* RECORDS FOR THIS EXERCISE:
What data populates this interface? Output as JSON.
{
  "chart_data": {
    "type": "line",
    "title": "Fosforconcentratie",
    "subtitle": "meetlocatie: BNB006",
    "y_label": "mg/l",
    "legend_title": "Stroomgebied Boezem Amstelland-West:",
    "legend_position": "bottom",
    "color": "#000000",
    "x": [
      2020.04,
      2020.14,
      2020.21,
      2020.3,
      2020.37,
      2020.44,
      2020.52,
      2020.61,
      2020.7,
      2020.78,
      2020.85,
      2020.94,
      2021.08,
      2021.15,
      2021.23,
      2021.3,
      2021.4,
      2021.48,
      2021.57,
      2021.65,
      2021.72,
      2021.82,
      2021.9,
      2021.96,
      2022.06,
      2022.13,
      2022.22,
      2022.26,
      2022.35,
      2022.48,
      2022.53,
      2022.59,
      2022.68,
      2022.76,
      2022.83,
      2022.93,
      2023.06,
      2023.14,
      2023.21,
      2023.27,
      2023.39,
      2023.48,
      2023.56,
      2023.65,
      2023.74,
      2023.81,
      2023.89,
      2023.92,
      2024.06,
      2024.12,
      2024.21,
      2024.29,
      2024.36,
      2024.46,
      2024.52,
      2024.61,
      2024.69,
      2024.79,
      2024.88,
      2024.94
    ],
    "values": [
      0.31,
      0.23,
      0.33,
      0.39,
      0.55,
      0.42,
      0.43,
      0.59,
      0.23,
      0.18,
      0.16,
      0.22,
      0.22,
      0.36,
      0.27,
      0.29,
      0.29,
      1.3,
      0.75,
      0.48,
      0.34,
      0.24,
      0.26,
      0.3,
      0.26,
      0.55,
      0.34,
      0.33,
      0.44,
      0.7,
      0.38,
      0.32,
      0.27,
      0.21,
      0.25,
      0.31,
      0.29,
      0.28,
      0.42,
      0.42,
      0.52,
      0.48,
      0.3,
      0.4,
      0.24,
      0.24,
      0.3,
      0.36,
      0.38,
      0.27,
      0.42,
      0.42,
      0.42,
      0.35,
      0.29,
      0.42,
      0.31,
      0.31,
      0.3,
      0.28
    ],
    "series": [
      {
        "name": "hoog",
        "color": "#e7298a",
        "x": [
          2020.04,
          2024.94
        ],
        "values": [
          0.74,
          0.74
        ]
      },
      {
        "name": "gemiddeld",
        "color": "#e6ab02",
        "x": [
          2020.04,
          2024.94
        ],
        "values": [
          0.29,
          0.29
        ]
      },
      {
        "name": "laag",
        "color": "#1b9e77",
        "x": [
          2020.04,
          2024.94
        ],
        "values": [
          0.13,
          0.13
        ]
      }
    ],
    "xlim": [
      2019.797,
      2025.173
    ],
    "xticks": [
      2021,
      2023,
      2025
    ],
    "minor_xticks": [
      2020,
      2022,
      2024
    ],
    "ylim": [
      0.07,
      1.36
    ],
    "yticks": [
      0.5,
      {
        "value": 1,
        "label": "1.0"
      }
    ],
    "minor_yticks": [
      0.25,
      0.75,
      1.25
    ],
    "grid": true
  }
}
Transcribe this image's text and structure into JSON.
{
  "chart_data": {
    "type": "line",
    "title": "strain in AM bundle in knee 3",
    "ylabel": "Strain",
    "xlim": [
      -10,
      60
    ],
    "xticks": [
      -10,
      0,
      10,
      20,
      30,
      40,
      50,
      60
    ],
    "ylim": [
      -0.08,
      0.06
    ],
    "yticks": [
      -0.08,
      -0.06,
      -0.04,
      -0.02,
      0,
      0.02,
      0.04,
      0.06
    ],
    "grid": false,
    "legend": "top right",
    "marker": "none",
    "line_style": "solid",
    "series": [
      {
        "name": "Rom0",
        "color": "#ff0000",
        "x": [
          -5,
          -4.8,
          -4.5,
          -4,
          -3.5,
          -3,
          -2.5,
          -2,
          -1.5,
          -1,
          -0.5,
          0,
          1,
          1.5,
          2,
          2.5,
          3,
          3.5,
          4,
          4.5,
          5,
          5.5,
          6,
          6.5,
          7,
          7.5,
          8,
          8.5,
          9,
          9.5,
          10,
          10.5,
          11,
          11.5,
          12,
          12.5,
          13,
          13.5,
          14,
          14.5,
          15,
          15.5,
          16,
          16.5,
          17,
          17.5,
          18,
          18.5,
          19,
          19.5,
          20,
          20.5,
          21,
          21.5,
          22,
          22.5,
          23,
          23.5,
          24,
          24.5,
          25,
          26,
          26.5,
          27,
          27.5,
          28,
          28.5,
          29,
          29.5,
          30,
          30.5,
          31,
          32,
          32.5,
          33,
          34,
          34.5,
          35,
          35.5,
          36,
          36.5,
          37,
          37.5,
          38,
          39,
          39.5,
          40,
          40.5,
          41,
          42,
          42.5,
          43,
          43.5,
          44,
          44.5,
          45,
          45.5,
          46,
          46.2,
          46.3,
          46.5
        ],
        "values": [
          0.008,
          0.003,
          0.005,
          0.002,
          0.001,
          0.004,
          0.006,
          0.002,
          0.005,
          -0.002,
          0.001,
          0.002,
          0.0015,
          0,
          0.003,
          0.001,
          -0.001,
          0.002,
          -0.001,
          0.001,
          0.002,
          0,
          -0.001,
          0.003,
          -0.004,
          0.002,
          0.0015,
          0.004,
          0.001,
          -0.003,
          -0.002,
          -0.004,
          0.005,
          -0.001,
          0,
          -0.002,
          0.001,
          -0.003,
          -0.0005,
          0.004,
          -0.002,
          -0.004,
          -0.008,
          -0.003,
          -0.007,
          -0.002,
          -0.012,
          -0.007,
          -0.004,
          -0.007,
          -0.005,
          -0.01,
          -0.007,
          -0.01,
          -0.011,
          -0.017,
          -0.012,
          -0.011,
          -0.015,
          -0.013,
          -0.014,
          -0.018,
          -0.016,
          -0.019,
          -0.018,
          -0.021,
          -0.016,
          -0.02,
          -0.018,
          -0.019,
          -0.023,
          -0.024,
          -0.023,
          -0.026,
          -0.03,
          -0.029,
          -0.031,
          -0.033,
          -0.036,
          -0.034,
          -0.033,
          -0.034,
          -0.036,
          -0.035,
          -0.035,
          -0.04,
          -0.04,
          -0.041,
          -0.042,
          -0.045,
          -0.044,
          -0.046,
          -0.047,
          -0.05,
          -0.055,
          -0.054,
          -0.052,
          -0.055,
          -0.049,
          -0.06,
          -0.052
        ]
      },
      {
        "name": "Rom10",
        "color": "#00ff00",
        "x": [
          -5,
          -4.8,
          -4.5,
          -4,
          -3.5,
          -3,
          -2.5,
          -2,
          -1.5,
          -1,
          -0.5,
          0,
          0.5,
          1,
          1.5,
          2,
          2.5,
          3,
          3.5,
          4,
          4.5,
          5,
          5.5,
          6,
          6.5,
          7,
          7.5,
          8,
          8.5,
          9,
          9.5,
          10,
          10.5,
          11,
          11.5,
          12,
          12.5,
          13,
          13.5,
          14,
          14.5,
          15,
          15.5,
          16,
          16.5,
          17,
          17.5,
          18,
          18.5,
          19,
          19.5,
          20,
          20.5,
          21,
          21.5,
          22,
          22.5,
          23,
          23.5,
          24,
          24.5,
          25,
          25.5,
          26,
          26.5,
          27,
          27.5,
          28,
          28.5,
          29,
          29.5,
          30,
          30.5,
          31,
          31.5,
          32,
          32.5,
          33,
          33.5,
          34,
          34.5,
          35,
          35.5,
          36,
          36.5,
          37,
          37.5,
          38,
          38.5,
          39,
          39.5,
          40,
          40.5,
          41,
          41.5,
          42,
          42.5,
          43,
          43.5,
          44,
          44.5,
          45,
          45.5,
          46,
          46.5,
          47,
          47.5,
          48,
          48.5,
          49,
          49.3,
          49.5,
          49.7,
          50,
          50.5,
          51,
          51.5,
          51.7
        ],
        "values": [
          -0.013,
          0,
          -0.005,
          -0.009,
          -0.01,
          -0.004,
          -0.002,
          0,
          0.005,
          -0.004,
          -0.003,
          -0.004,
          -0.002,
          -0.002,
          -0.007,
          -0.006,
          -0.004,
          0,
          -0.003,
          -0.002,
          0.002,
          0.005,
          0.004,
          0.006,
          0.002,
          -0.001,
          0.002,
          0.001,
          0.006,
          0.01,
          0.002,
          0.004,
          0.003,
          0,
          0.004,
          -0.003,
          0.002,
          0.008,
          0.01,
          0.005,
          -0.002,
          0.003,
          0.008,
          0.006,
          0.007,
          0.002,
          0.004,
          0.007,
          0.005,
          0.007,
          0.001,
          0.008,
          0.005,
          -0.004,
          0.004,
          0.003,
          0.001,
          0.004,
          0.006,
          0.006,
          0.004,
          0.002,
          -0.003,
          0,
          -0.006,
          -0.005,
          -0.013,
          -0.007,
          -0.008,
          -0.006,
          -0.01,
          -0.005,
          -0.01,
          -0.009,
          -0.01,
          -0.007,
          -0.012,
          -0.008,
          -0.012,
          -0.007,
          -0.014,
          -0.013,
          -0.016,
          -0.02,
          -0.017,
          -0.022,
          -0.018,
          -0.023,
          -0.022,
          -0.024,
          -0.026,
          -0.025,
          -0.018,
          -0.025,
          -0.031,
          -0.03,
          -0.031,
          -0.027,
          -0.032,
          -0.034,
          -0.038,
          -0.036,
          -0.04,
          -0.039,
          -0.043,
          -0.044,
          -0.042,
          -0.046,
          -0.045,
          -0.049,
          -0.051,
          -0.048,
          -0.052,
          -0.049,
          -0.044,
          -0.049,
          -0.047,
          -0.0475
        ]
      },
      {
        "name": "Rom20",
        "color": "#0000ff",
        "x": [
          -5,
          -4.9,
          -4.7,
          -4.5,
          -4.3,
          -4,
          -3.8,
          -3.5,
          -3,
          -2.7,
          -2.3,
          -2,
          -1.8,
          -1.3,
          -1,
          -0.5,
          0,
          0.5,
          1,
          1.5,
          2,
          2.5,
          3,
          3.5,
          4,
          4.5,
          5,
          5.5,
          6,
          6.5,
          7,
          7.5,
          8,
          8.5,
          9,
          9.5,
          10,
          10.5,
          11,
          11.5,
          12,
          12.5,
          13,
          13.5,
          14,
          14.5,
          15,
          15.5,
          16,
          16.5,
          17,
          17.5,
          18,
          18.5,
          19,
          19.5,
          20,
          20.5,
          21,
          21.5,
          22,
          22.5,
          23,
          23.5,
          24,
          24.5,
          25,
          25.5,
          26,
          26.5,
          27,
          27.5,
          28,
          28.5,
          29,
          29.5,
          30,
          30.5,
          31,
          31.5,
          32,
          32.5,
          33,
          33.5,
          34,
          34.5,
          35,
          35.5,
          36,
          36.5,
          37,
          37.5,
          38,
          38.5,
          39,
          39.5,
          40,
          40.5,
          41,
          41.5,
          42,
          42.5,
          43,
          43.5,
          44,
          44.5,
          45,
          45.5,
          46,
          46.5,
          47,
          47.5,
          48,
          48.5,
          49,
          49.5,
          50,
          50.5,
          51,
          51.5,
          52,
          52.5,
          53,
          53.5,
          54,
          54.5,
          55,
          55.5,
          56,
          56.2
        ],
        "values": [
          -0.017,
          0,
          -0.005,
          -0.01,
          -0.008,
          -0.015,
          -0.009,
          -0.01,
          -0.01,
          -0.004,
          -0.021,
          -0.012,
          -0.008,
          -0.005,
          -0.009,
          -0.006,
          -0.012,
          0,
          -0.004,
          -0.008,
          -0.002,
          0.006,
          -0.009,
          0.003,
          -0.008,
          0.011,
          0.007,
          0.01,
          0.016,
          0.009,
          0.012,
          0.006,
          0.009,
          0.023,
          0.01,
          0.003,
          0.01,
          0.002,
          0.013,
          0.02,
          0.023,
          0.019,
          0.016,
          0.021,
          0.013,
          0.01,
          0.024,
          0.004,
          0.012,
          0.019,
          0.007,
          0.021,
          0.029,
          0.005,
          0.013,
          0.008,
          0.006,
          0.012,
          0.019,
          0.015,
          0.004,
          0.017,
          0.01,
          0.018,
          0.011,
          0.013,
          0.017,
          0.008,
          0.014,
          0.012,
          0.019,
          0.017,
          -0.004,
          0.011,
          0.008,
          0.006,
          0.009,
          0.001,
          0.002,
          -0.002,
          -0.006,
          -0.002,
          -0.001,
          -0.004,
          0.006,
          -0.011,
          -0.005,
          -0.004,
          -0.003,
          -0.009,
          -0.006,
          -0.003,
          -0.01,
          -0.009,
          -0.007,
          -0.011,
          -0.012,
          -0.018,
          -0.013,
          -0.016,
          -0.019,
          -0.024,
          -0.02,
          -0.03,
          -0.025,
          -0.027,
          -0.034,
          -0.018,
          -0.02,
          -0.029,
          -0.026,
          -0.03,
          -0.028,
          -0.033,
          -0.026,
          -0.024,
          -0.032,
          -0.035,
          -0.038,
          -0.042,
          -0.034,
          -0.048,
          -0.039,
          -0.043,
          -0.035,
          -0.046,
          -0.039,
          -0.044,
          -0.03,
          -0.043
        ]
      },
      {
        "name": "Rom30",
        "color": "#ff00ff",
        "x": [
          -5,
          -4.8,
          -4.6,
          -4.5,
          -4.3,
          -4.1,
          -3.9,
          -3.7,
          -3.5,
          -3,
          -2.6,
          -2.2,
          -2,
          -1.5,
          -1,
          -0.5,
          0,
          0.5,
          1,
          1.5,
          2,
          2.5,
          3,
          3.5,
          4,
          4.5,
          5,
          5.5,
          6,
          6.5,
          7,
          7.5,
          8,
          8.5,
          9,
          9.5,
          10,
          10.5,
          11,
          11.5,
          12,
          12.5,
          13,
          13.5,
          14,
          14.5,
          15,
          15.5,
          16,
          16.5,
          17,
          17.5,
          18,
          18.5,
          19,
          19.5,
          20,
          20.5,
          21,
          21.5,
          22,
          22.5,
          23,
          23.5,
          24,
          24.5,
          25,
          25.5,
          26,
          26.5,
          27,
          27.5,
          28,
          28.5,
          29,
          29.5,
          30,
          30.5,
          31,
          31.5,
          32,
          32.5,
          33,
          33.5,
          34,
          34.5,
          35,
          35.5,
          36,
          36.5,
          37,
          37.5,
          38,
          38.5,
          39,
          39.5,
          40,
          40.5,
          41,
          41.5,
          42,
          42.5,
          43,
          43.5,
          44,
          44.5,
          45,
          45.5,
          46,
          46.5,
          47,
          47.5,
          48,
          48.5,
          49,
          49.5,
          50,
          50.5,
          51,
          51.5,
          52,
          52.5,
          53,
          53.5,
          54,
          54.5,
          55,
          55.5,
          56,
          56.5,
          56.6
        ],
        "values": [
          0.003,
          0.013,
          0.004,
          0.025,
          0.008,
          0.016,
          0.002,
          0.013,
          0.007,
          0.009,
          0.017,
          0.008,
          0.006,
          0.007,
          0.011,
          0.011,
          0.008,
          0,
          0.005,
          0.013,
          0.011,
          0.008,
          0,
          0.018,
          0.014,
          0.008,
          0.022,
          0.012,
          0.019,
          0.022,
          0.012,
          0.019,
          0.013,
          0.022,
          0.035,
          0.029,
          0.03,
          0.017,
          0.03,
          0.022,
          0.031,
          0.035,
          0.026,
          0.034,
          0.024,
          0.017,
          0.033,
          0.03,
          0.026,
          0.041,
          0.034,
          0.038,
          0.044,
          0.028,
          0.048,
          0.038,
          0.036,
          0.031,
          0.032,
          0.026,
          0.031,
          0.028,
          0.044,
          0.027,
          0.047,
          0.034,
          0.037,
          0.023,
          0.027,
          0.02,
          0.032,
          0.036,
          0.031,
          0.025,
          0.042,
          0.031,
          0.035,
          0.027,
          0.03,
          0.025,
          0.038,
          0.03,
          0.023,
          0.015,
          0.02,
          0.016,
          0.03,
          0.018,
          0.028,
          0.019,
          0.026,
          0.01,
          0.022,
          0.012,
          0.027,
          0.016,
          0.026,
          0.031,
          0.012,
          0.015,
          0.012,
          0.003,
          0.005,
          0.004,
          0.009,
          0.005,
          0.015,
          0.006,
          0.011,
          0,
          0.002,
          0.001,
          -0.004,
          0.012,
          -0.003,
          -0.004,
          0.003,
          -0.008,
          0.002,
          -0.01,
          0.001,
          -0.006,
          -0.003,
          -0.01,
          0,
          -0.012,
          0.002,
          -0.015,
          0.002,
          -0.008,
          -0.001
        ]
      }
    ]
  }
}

* AIM:
Check each line above for the string "name" and show the ones that have it.

* ANSWER TO THIS EXERCISE:
        "name": "hoog",
        "name": "gemiddeld",
        "name": "laag",
        "name": "Rom0",
        "name": "Rom10",
        "name": "Rom20",
        "name": "Rom30",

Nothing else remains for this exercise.